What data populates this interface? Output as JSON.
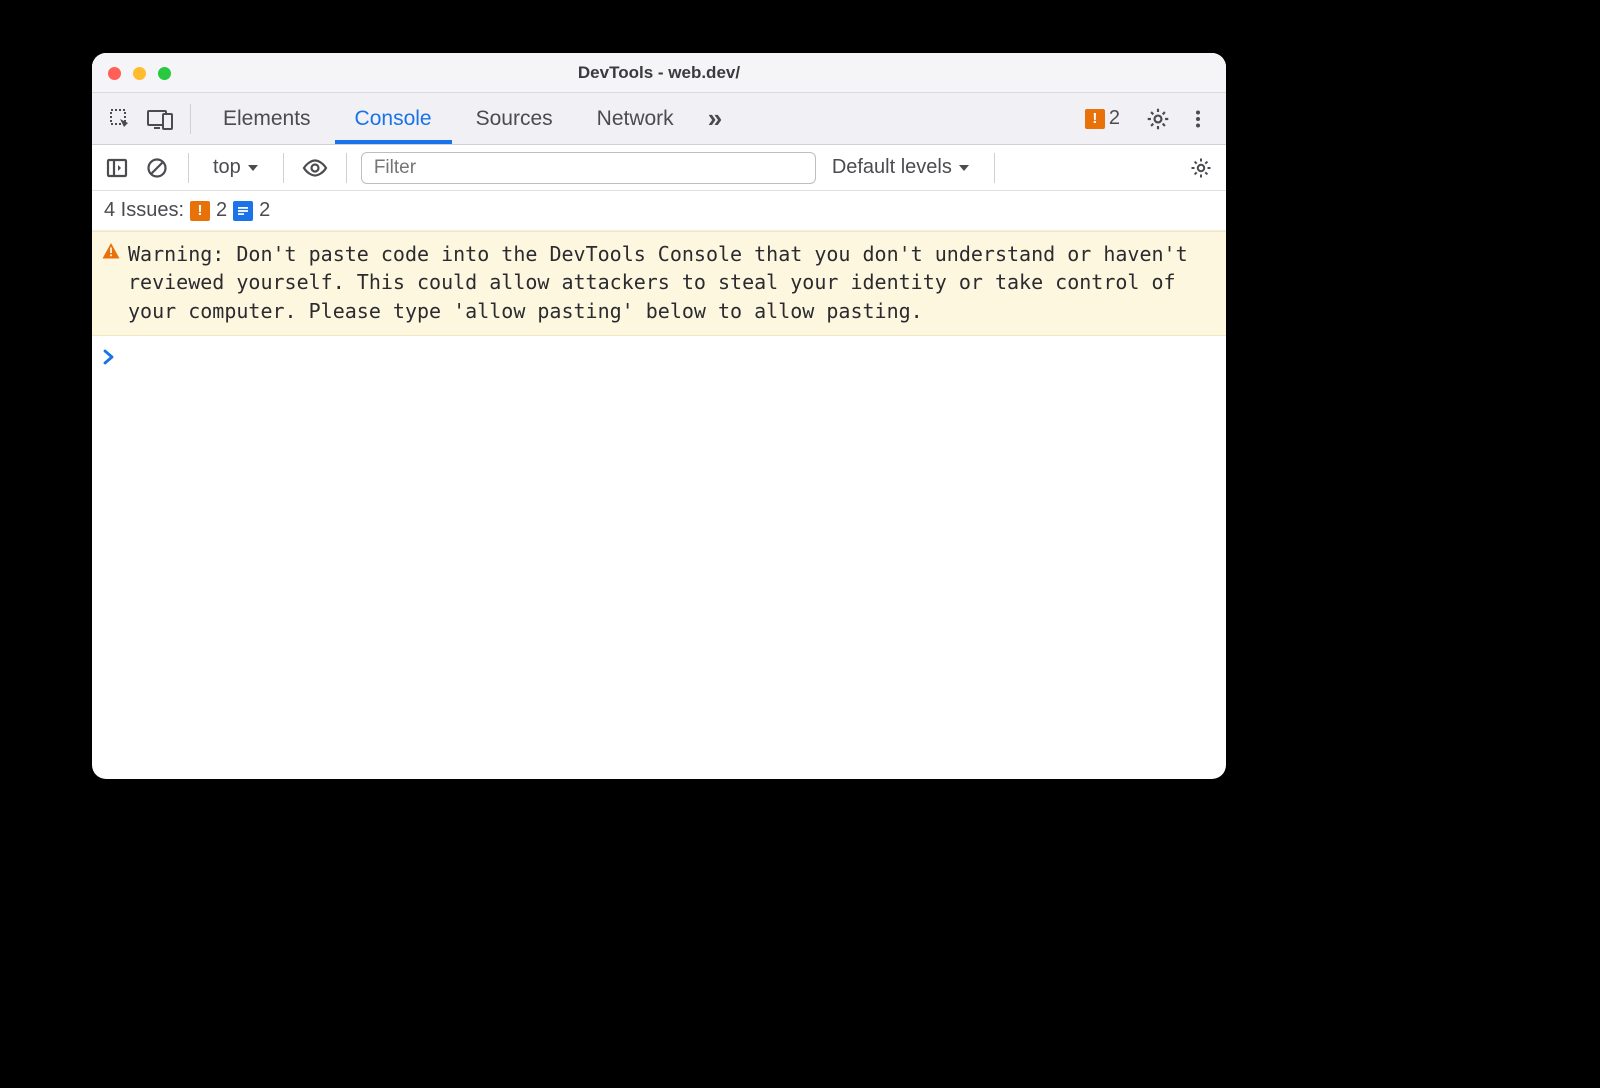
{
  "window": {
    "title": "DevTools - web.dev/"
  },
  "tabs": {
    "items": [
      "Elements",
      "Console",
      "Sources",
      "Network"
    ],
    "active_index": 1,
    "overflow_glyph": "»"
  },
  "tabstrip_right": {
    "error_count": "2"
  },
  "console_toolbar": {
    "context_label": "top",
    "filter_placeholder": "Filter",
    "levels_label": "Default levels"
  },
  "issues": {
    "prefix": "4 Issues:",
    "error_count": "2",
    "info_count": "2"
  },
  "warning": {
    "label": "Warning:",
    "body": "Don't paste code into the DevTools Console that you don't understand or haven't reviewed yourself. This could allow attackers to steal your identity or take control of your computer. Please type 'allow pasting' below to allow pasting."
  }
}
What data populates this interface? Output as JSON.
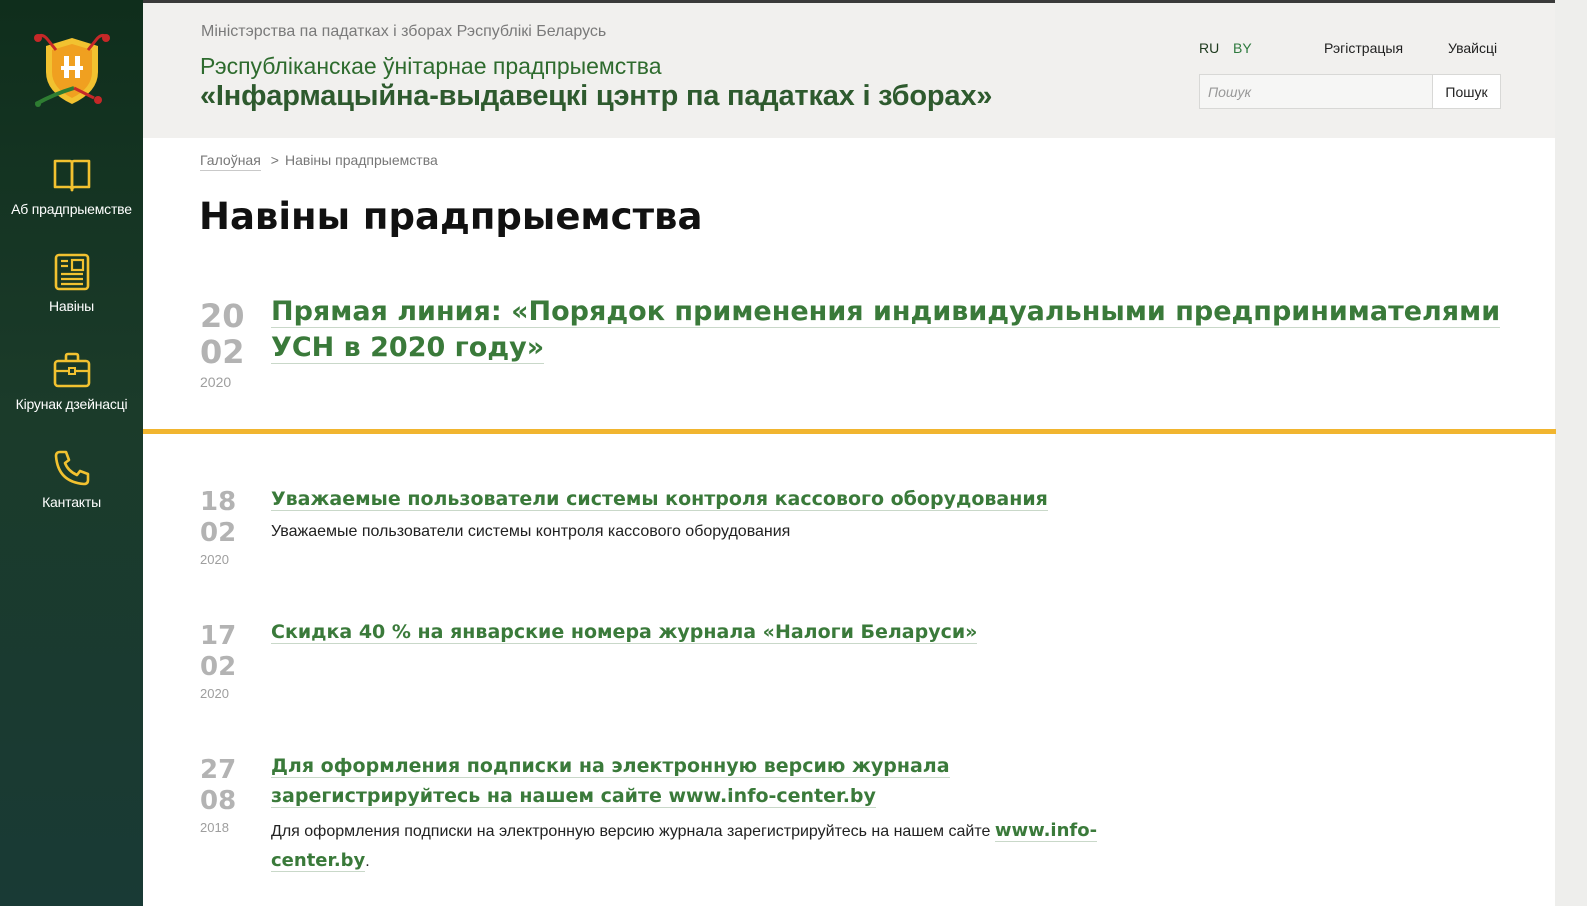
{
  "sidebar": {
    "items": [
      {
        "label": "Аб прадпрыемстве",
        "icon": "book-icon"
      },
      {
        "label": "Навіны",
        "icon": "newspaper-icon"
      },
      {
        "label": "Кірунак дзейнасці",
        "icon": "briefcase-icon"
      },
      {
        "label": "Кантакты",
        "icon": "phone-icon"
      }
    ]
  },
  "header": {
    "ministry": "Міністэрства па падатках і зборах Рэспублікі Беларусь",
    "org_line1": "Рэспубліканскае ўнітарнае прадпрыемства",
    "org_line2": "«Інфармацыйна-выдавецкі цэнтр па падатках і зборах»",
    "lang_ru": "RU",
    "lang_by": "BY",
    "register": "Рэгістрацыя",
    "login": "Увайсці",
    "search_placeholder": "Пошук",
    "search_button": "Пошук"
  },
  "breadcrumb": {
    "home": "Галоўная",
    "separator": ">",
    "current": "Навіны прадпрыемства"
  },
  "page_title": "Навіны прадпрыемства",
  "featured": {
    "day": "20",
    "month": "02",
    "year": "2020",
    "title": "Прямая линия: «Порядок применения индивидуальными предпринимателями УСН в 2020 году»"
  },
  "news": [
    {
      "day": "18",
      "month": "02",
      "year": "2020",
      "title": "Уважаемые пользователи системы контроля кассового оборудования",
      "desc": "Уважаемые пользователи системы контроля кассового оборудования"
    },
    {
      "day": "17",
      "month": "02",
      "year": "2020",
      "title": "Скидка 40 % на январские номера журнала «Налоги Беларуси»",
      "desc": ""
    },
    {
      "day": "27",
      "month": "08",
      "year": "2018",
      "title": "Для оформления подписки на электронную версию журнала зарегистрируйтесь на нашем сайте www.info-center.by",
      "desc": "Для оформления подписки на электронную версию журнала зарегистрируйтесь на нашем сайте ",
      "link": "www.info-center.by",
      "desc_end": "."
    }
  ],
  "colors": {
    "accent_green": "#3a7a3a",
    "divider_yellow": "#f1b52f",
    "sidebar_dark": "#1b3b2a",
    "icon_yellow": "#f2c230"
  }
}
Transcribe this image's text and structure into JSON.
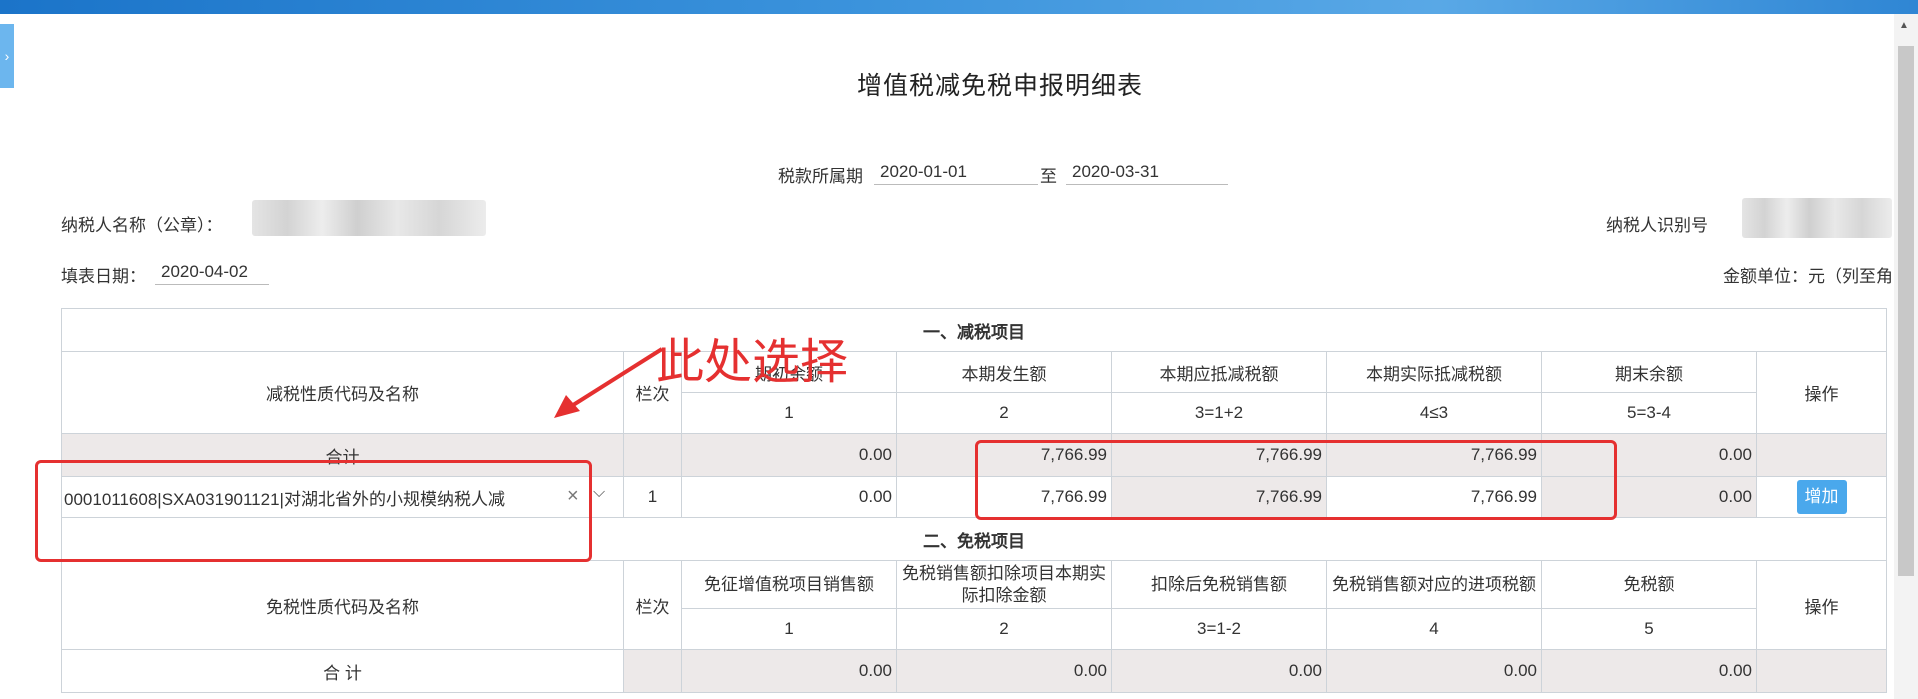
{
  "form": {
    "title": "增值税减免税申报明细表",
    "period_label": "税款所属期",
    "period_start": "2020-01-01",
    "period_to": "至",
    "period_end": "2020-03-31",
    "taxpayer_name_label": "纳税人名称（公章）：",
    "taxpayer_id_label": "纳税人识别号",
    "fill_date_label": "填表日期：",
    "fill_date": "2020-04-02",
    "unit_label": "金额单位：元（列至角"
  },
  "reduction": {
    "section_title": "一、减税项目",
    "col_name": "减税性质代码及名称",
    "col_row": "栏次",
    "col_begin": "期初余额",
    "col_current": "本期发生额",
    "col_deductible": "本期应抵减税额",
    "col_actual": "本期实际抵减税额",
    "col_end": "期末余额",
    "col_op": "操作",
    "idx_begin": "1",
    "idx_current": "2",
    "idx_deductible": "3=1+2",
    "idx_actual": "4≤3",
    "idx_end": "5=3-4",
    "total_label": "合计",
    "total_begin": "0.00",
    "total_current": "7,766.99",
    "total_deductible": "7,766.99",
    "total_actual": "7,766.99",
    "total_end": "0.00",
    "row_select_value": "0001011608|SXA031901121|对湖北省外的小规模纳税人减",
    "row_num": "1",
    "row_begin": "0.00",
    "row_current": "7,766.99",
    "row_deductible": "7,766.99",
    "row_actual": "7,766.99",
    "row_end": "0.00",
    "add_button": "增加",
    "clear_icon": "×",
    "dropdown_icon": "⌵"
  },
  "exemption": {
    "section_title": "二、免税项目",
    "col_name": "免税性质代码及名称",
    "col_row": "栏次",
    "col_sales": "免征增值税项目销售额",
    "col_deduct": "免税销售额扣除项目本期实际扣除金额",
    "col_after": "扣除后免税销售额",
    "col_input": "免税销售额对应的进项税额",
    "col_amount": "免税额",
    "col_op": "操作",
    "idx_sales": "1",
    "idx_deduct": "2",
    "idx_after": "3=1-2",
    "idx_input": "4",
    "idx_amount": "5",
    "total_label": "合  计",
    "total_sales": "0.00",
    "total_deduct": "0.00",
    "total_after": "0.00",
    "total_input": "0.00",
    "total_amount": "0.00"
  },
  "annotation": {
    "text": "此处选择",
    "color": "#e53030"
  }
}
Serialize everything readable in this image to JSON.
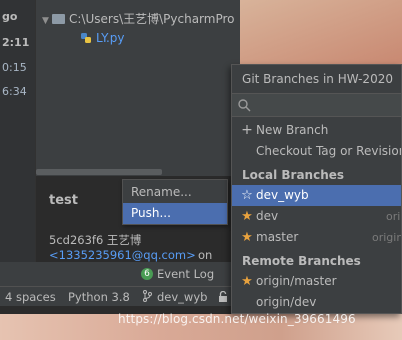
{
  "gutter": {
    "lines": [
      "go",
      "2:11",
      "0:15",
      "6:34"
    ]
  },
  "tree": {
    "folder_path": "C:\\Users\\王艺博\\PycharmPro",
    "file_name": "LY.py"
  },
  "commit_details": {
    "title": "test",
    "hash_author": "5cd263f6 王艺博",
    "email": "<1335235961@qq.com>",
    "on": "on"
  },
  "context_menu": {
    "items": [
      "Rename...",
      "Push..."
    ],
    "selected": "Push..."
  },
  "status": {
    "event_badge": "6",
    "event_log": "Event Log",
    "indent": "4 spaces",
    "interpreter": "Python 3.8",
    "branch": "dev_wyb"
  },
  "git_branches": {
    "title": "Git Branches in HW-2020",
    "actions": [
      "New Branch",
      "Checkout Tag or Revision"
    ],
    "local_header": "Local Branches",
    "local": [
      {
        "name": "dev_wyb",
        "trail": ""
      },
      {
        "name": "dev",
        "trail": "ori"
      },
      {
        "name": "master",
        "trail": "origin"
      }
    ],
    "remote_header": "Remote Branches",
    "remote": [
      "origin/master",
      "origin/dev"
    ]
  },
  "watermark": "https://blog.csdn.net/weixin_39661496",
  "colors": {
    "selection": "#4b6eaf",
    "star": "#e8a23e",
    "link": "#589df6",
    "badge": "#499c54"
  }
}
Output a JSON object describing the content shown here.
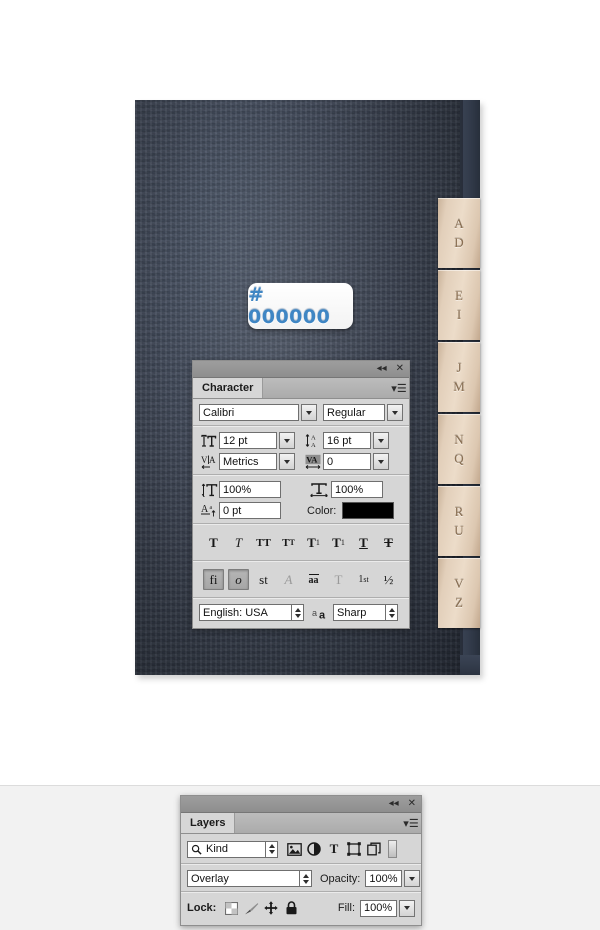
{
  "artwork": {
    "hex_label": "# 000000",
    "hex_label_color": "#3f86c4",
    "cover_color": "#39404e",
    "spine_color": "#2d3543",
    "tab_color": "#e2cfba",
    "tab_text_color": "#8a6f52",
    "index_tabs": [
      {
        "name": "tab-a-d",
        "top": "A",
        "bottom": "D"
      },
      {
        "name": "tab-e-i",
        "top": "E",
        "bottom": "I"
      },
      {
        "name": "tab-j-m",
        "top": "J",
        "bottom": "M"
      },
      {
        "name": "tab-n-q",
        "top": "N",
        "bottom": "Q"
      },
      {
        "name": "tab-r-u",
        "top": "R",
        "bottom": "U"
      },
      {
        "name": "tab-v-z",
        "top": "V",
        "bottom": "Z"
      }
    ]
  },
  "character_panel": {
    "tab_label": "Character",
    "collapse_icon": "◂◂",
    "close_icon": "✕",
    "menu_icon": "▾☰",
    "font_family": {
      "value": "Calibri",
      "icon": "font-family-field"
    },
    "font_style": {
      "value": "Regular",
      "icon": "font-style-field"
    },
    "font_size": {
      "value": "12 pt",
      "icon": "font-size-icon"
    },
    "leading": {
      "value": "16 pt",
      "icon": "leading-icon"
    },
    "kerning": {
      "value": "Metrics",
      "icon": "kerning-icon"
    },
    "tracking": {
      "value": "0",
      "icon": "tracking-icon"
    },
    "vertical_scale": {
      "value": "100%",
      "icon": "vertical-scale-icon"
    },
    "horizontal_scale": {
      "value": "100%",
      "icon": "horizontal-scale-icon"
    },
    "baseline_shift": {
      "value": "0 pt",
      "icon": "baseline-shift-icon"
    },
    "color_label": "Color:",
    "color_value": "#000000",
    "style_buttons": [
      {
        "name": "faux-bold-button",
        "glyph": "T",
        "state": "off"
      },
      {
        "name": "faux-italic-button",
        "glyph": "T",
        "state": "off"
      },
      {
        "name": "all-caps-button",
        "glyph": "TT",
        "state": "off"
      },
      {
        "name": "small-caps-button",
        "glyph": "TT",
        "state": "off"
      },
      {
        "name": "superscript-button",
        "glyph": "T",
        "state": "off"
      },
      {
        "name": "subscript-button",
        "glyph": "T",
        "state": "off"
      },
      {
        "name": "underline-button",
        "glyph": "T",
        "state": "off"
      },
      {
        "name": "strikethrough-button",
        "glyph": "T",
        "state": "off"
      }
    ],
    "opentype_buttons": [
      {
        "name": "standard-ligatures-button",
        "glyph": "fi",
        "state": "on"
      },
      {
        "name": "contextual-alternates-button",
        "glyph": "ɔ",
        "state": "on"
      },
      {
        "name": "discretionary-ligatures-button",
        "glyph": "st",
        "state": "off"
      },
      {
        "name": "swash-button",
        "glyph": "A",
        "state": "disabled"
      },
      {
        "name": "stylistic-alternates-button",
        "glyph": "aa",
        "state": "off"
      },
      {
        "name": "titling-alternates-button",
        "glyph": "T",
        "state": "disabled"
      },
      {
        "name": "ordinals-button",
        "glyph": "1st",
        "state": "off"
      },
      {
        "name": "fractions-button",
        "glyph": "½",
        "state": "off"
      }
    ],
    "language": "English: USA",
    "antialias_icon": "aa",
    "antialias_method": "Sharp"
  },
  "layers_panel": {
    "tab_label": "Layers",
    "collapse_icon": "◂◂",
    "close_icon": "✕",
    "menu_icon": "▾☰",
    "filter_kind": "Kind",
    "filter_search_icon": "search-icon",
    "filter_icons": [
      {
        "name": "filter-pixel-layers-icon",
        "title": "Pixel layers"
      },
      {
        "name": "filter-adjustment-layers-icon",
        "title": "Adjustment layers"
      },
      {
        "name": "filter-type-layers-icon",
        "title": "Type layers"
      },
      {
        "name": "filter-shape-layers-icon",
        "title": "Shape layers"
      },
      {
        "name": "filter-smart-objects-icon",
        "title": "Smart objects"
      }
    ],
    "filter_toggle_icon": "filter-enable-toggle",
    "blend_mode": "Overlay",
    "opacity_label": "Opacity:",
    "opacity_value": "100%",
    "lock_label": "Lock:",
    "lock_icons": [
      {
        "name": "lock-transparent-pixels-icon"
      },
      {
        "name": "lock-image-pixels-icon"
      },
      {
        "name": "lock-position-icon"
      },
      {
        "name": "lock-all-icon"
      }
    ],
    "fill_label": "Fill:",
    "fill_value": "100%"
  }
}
###
» WHAT TO DO:
Look through the material above. Copy each line where the word "Уважаемые" appears.

» WRITTEN ANSWER:
      "title": "Уважаемые пользователи системы контроля кассового оборудования",
      "desc": "Уважаемые пользователи системы контроля кассового оборудования"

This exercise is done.